▸ **TASK STATEMENT**: Copy each line below in which the string "conforme" occurs.

▸ **MATERIAL FOR THIS TASK**:

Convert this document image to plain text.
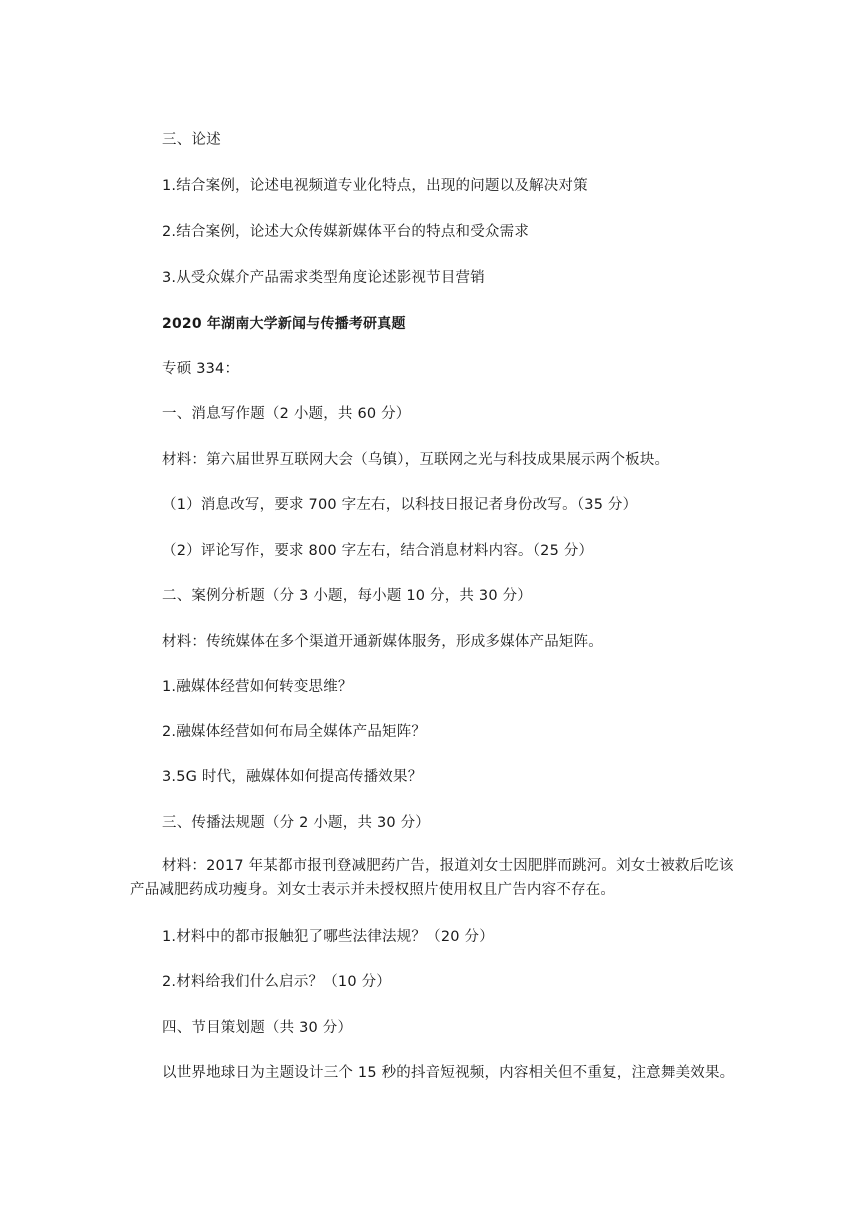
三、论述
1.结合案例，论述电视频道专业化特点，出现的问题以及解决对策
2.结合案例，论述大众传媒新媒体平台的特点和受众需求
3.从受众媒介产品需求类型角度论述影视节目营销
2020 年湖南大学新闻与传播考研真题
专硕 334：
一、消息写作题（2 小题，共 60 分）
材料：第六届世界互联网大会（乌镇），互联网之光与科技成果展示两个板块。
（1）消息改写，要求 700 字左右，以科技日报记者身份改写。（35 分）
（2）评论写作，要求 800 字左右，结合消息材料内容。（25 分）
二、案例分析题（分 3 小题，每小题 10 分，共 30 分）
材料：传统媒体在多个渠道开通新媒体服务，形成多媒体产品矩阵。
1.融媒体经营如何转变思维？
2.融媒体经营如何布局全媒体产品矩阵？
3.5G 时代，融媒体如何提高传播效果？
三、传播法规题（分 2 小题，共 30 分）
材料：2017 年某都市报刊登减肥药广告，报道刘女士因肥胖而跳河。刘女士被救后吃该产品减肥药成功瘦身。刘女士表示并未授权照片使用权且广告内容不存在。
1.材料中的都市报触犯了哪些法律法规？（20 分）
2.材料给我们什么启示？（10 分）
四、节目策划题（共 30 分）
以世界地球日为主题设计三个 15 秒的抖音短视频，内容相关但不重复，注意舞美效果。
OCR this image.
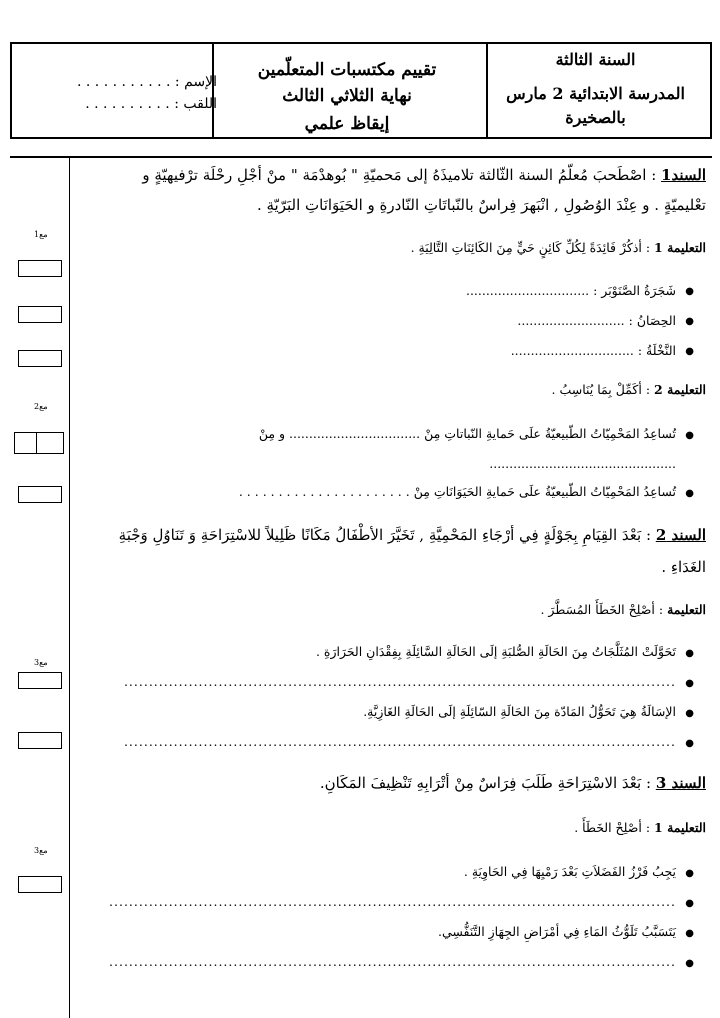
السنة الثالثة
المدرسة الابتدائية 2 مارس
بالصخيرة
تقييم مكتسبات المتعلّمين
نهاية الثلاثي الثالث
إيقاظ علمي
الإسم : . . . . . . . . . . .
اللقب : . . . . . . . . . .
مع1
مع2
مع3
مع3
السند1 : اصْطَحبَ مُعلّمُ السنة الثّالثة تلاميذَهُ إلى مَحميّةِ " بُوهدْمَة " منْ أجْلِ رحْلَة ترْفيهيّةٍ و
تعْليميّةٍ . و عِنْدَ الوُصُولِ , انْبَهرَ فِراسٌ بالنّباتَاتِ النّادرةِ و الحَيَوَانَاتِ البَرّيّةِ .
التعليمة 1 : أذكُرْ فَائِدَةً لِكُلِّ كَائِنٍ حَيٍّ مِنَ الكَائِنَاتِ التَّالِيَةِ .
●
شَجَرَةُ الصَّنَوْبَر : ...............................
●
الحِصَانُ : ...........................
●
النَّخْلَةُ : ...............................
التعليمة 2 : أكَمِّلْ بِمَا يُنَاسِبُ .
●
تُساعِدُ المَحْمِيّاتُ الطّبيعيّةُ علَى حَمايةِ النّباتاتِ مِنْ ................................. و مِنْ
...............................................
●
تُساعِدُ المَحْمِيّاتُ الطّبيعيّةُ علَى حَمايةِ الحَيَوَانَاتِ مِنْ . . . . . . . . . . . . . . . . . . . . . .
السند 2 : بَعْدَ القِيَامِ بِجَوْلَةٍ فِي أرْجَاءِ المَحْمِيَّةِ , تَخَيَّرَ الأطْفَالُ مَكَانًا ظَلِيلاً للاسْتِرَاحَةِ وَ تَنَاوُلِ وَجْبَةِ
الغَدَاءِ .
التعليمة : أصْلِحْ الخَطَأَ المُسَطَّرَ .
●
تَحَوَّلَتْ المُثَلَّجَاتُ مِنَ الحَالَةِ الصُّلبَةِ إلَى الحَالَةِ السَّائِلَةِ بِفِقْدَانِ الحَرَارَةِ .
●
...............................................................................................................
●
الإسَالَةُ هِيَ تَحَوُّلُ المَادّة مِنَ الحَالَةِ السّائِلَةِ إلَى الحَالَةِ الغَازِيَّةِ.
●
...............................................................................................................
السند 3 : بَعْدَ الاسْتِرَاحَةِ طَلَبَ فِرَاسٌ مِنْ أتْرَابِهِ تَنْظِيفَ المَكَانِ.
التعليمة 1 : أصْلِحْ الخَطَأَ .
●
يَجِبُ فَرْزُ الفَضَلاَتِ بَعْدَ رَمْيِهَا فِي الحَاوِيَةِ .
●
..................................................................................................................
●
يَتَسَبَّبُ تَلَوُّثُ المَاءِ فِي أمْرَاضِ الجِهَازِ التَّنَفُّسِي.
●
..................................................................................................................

==

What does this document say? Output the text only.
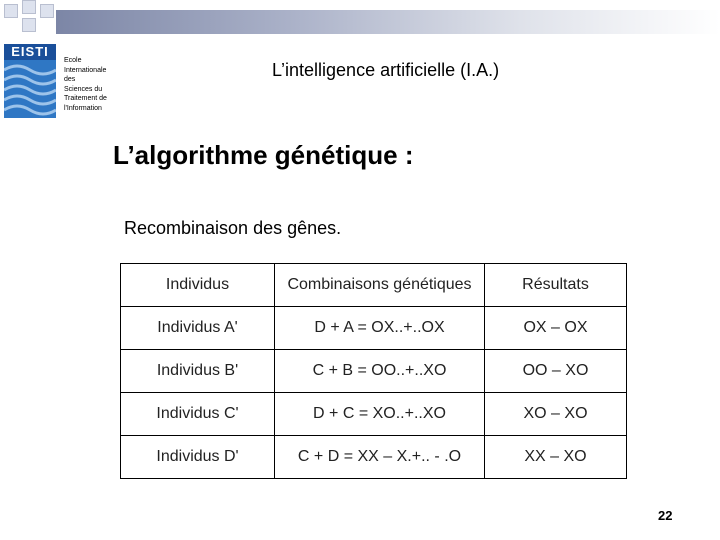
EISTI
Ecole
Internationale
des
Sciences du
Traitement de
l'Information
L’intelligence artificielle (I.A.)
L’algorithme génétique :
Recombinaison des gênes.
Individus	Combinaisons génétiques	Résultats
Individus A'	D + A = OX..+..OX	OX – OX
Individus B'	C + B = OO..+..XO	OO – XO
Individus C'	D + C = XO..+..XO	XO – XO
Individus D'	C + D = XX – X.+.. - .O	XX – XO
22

...

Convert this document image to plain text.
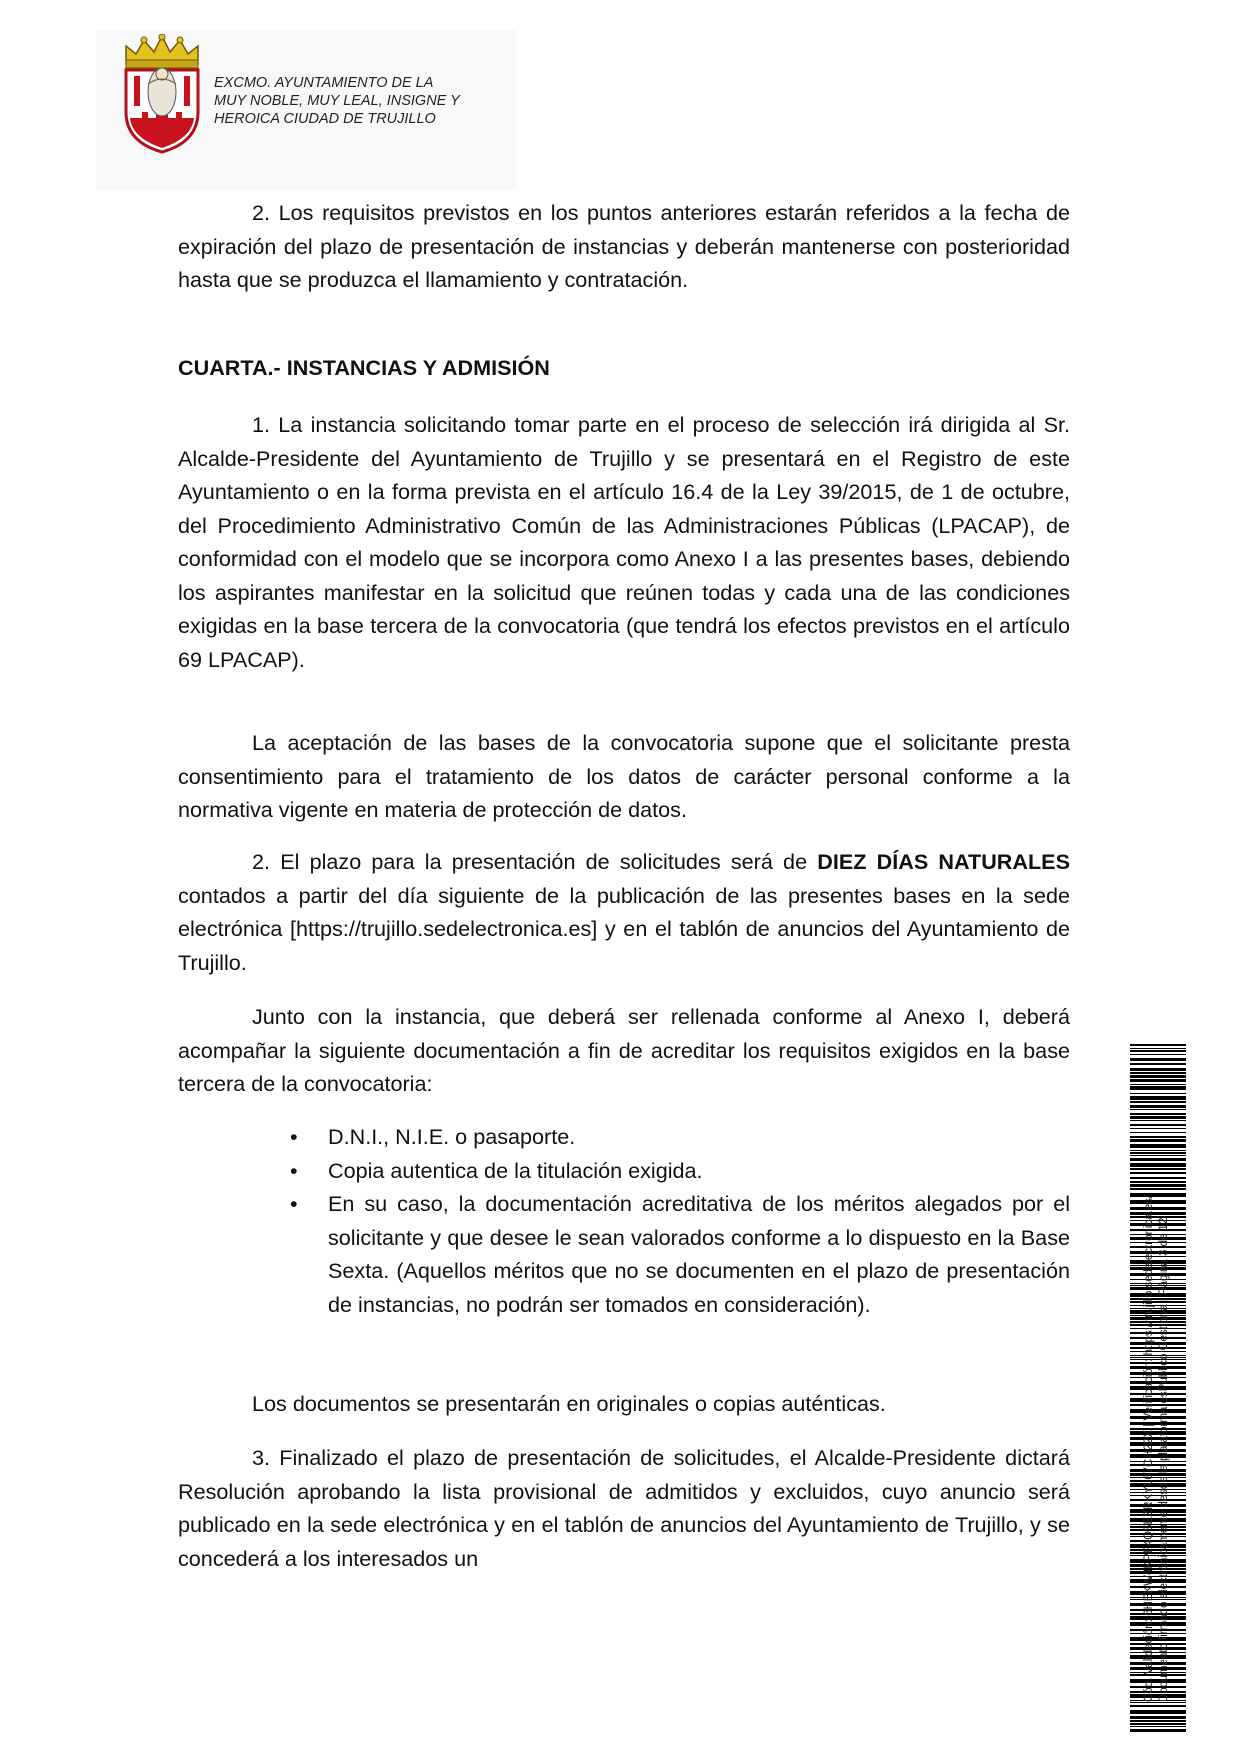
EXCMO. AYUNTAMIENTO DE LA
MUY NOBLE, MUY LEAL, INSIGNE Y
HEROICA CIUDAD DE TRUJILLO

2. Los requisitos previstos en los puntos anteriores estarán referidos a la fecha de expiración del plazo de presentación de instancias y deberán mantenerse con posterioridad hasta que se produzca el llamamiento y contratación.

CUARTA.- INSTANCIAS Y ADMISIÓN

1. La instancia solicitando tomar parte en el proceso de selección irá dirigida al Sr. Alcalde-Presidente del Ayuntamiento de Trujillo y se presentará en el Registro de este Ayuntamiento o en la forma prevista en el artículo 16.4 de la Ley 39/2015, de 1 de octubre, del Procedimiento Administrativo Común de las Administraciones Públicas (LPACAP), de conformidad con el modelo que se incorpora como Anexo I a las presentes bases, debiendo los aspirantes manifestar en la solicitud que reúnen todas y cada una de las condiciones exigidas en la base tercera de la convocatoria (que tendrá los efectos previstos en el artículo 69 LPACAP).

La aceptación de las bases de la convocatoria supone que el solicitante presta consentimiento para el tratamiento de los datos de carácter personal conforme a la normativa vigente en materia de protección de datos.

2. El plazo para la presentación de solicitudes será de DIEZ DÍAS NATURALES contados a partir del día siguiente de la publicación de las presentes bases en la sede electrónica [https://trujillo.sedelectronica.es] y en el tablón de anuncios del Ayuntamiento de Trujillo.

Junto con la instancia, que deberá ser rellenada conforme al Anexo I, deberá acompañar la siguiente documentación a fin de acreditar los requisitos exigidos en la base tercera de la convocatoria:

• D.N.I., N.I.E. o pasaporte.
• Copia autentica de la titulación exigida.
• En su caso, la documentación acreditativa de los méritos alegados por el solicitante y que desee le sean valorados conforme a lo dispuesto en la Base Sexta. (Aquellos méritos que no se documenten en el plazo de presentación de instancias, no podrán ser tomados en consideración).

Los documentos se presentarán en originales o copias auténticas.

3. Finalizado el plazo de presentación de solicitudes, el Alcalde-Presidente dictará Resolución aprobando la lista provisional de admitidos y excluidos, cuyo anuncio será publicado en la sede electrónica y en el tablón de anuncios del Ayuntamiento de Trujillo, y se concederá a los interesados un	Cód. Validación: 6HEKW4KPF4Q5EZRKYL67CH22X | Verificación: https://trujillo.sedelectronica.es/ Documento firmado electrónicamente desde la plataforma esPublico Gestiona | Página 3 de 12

▸ **ANSWER IN FULL**:
La aceptación de las bases de la convocatoria supone que el solicitante presta consentimiento para el tratamiento de los datos de carácter personal conforme a la normativa vigente en materia de protección de datos.
Junto con la instancia, que deberá ser rellenada conforme al Anexo I, deberá acompañar la siguiente documentación a fin de acreditar los requisitos exigidos en la base tercera de la convocatoria:
• En su caso, la documentación acreditativa de los méritos alegados por el solicitante y que desee le sean valorados conforme a lo dispuesto en la Base Sexta. (Aquellos méritos que no se documenten en el plazo de presentación de instancias, no podrán ser tomados en consideración).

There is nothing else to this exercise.